___ Task material

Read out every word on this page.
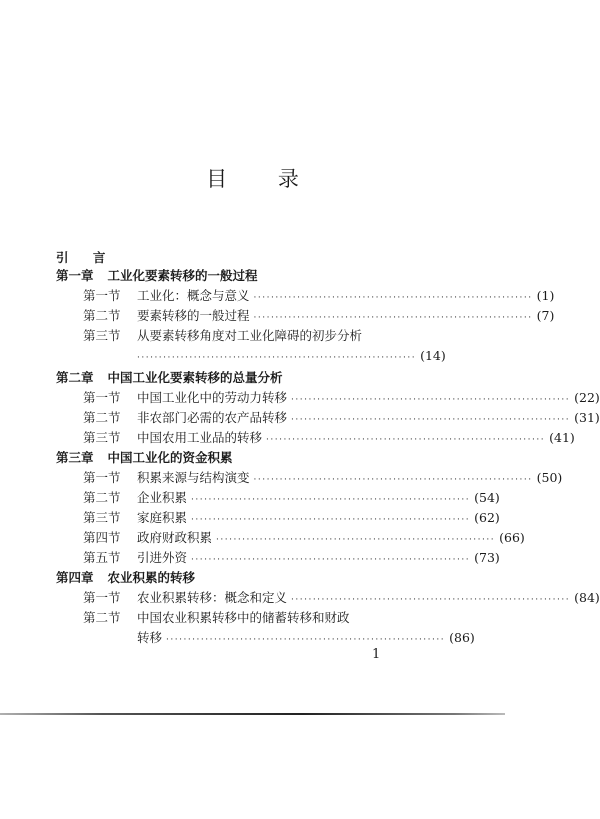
目 录
引 言
第一章 工业化要素转移的一般过程
第一节	工业化：概念与意义 ································································ (1)
第二节	要素转移的一般过程 ································································ (7)
第三节	从要素转移角度对工业化障碍的初步分析
································································ (14)
第二章 中国工业化要素转移的总量分析
第一节	中国工业化中的劳动力转移 ································································ (22)
第二节	非农部门必需的农产品转移 ································································ (31)
第三节	中国农用工业品的转移 ································································ (41)
第三章 中国工业化的资金积累
第一节	积累来源与结构演变 ································································ (50)
第二节	企业积累 ································································ (54)
第三节	家庭积累 ································································ (62)
第四节	政府财政积累 ································································ (66)
第五节	引进外资 ································································ (73)
第四章 农业积累的转移
第一节	农业积累转移：概念和定义 ································································ (84)
第二节	中国农业积累转移中的储蓄转移和财政
转移 ································································ (86)
1
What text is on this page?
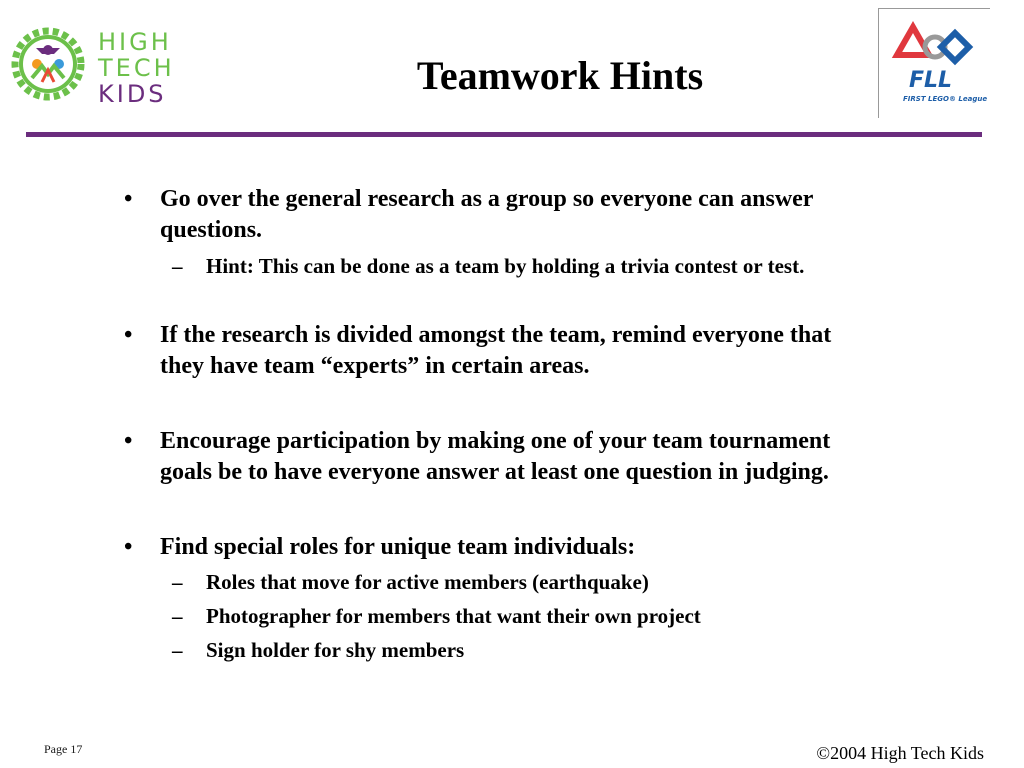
HIGH
TECH
KIDS	Teamwork Hints	FLL
FIRST LEGO® League
• Go over the general research as a group so everyone can answer
questions.
– Hint: This can be done as a team by holding a trivia contest or test.
• If the research is divided amongst the team, remind everyone that
they have team “experts” in certain areas.
• Encourage participation by making one of your team tournament
goals be to have everyone answer at least one question in judging.
• Find special roles for unique team individuals:
– Roles that move for active members (earthquake)
– Photographer for members that want their own project
– Sign holder for shy members
Page 17	©2004 High Tech Kids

______

[Instruction] Every line above that contains the word "research" should be reported.

[Response below]
• Go over the general research as a group so everyone can answer
• If the research is divided amongst the team, remind everyone that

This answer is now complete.